WRITTEN REQUEST
Copy out all of the material exactly.

─── DATASET ENTRIES ───

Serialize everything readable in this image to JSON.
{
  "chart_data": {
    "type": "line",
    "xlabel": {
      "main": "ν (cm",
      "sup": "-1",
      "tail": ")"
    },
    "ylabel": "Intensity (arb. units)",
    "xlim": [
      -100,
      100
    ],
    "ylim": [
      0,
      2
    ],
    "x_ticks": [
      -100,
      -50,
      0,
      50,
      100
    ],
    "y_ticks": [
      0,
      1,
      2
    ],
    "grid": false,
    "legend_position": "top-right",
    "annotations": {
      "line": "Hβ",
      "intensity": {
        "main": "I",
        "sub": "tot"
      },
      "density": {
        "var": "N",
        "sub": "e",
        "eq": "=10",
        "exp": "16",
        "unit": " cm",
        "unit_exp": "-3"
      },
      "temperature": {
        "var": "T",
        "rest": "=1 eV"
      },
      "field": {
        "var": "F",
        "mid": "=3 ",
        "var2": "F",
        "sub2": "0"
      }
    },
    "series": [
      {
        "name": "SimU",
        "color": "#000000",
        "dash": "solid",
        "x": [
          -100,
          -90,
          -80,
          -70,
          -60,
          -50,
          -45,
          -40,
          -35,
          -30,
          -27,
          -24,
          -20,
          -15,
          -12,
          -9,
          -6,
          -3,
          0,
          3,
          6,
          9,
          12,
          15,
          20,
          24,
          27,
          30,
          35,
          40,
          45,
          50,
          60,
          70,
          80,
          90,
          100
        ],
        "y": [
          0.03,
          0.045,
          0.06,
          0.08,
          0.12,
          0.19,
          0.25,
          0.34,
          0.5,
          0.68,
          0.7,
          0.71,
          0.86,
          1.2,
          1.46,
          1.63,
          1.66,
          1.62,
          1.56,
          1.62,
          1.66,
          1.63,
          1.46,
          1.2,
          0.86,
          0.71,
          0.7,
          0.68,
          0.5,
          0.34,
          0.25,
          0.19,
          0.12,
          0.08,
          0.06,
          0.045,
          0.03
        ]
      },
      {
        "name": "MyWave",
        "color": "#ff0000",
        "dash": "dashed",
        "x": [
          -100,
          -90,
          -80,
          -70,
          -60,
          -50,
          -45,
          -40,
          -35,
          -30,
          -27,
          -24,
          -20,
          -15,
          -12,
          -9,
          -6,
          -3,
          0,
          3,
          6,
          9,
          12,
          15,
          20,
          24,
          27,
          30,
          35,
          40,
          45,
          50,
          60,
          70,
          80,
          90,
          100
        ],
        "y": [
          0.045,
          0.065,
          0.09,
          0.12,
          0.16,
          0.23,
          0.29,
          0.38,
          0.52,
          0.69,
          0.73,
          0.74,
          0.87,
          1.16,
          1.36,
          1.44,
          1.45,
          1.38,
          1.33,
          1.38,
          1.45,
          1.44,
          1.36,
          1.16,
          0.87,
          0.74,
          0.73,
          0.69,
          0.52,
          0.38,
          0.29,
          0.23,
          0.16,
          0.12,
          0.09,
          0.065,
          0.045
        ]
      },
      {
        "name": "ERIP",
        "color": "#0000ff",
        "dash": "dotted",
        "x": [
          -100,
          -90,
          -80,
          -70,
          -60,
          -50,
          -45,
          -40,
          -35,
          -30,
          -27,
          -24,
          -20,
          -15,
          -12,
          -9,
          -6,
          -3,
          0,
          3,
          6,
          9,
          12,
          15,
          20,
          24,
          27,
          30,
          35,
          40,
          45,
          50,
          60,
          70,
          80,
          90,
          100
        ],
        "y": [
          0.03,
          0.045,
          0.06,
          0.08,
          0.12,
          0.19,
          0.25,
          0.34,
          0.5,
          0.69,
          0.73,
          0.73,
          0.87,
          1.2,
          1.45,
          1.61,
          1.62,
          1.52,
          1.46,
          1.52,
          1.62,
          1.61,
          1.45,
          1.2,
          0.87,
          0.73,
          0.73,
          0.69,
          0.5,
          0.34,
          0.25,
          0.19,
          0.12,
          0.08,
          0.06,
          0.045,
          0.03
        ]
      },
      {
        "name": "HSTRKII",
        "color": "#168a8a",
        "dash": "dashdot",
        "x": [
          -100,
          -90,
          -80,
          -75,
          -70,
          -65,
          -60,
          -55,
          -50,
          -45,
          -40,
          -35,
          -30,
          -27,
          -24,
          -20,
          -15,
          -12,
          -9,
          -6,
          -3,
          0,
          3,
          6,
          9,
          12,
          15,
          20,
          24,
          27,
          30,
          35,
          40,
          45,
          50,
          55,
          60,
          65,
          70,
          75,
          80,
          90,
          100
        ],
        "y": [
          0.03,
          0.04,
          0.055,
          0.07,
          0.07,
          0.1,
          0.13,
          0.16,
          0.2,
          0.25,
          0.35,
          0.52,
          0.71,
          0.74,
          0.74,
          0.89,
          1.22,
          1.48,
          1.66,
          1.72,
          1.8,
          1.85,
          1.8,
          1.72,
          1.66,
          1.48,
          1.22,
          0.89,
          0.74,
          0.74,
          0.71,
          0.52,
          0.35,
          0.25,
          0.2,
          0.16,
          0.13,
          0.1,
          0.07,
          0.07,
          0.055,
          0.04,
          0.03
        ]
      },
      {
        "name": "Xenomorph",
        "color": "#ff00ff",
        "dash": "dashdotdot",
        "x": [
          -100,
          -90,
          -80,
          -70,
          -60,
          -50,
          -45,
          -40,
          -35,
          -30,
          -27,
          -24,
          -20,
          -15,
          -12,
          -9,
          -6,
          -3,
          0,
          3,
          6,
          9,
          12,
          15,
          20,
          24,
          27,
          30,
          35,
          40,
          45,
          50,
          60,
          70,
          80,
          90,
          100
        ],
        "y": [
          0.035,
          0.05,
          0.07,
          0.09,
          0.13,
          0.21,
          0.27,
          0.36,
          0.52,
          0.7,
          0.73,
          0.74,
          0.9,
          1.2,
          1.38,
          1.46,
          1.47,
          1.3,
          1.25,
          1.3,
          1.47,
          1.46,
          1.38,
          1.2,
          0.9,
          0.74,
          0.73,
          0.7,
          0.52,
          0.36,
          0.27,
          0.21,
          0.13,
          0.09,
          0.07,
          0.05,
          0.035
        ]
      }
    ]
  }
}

───

WRITTEN SOLUTION
Serialize everything readable in this image to JSON.
{
  "chart_data": {
    "type": "line",
    "xlabel": {
      "main": "ν (cm",
      "sup": "-1",
      "tail": ")"
    },
    "ylabel": "Intensity (arb. units)",
    "xlim": [
      -100,
      100
    ],
    "ylim": [
      0,
      2
    ],
    "x_ticks": [
      -100,
      -50,
      0,
      50,
      100
    ],
    "y_ticks": [
      0,
      1,
      2
    ],
    "grid": false,
    "legend_position": "top-right",
    "annotations": {
      "line": "Hβ",
      "intensity": {
        "main": "I",
        "sub": "tot"
      },
      "density": {
        "var": "N",
        "sub": "e",
        "eq": "=10",
        "exp": "16",
        "unit": " cm",
        "unit_exp": "-3"
      },
      "temperature": {
        "var": "T",
        "rest": "=1 eV"
      },
      "field": {
        "var": "F",
        "mid": "=3 ",
        "var2": "F",
        "sub2": "0"
      }
    },
    "series": [
      {
        "name": "SimU",
        "color": "#000000",
        "dash": "solid",
        "x": [
          -100,
          -90,
          -80,
          -70,
          -60,
          -50,
          -45,
          -40,
          -35,
          -30,
          -27,
          -24,
          -20,
          -15,
          -12,
          -9,
          -6,
          -3,
          0,
          3,
          6,
          9,
          12,
          15,
          20,
          24,
          27,
          30,
          35,
          40,
          45,
          50,
          60,
          70,
          80,
          90,
          100
        ],
        "y": [
          0.03,
          0.045,
          0.06,
          0.08,
          0.12,
          0.19,
          0.25,
          0.34,
          0.5,
          0.68,
          0.7,
          0.71,
          0.86,
          1.2,
          1.46,
          1.63,
          1.66,
          1.62,
          1.56,
          1.62,
          1.66,
          1.63,
          1.46,
          1.2,
          0.86,
          0.71,
          0.7,
          0.68,
          0.5,
          0.34,
          0.25,
          0.19,
          0.12,
          0.08,
          0.06,
          0.045,
          0.03
        ]
      },
      {
        "name": "MyWave",
        "color": "#ff0000",
        "dash": "dashed",
        "x": [
          -100,
          -90,
          -80,
          -70,
          -60,
          -50,
          -45,
          -40,
          -35,
          -30,
          -27,
          -24,
          -20,
          -15,
          -12,
          -9,
          -6,
          -3,
          0,
          3,
          6,
          9,
          12,
          15,
          20,
          24,
          27,
          30,
          35,
          40,
          45,
          50,
          60,
          70,
          80,
          90,
          100
        ],
        "y": [
          0.045,
          0.065,
          0.09,
          0.12,
          0.16,
          0.23,
          0.29,
          0.38,
          0.52,
          0.69,
          0.73,
          0.74,
          0.87,
          1.16,
          1.36,
          1.44,
          1.45,
          1.38,
          1.33,
          1.38,
          1.45,
          1.44,
          1.36,
          1.16,
          0.87,
          0.74,
          0.73,
          0.69,
          0.52,
          0.38,
          0.29,
          0.23,
          0.16,
          0.12,
          0.09,
          0.065,
          0.045
        ]
      },
      {
        "name": "ERIP",
        "color": "#0000ff",
        "dash": "dotted",
        "x": [
          -100,
          -90,
          -80,
          -70,
          -60,
          -50,
          -45,
          -40,
          -35,
          -30,
          -27,
          -24,
          -20,
          -15,
          -12,
          -9,
          -6,
          -3,
          0,
          3,
          6,
          9,
          12,
          15,
          20,
          24,
          27,
          30,
          35,
          40,
          45,
          50,
          60,
          70,
          80,
          90,
          100
        ],
        "y": [
          0.03,
          0.045,
          0.06,
          0.08,
          0.12,
          0.19,
          0.25,
          0.34,
          0.5,
          0.69,
          0.73,
          0.73,
          0.87,
          1.2,
          1.45,
          1.61,
          1.62,
          1.52,
          1.46,
          1.52,
          1.62,
          1.61,
          1.45,
          1.2,
          0.87,
          0.73,
          0.73,
          0.69,
          0.5,
          0.34,
          0.25,
          0.19,
          0.12,
          0.08,
          0.06,
          0.045,
          0.03
        ]
      },
      {
        "name": "HSTRKII",
        "color": "#168a8a",
        "dash": "dashdot",
        "x": [
          -100,
          -90,
          -80,
          -75,
          -70,
          -65,
          -60,
          -55,
          -50,
          -45,
          -40,
          -35,
          -30,
          -27,
          -24,
          -20,
          -15,
          -12,
          -9,
          -6,
          -3,
          0,
          3,
          6,
          9,
          12,
          15,
          20,
          24,
          27,
          30,
          35,
          40,
          45,
          50,
          55,
          60,
          65,
          70,
          75,
          80,
          90,
          100
        ],
        "y": [
          0.03,
          0.04,
          0.055,
          0.07,
          0.07,
          0.1,
          0.13,
          0.16,
          0.2,
          0.25,
          0.35,
          0.52,
          0.71,
          0.74,
          0.74,
          0.89,
          1.22,
          1.48,
          1.66,
          1.72,
          1.8,
          1.85,
          1.8,
          1.72,
          1.66,
          1.48,
          1.22,
          0.89,
          0.74,
          0.74,
          0.71,
          0.52,
          0.35,
          0.25,
          0.2,
          0.16,
          0.13,
          0.1,
          0.07,
          0.07,
          0.055,
          0.04,
          0.03
        ]
      },
      {
        "name": "Xenomorph",
        "color": "#ff00ff",
        "dash": "dashdotdot",
        "x": [
          -100,
          -90,
          -80,
          -70,
          -60,
          -50,
          -45,
          -40,
          -35,
          -30,
          -27,
          -24,
          -20,
          -15,
          -12,
          -9,
          -6,
          -3,
          0,
          3,
          6,
          9,
          12,
          15,
          20,
          24,
          27,
          30,
          35,
          40,
          45,
          50,
          60,
          70,
          80,
          90,
          100
        ],
        "y": [
          0.035,
          0.05,
          0.07,
          0.09,
          0.13,
          0.21,
          0.27,
          0.36,
          0.52,
          0.7,
          0.73,
          0.74,
          0.9,
          1.2,
          1.38,
          1.46,
          1.47,
          1.3,
          1.25,
          1.3,
          1.47,
          1.46,
          1.38,
          1.2,
          0.9,
          0.74,
          0.73,
          0.7,
          0.52,
          0.36,
          0.27,
          0.21,
          0.13,
          0.09,
          0.07,
          0.05,
          0.035
        ]
      }
    ]
  }
}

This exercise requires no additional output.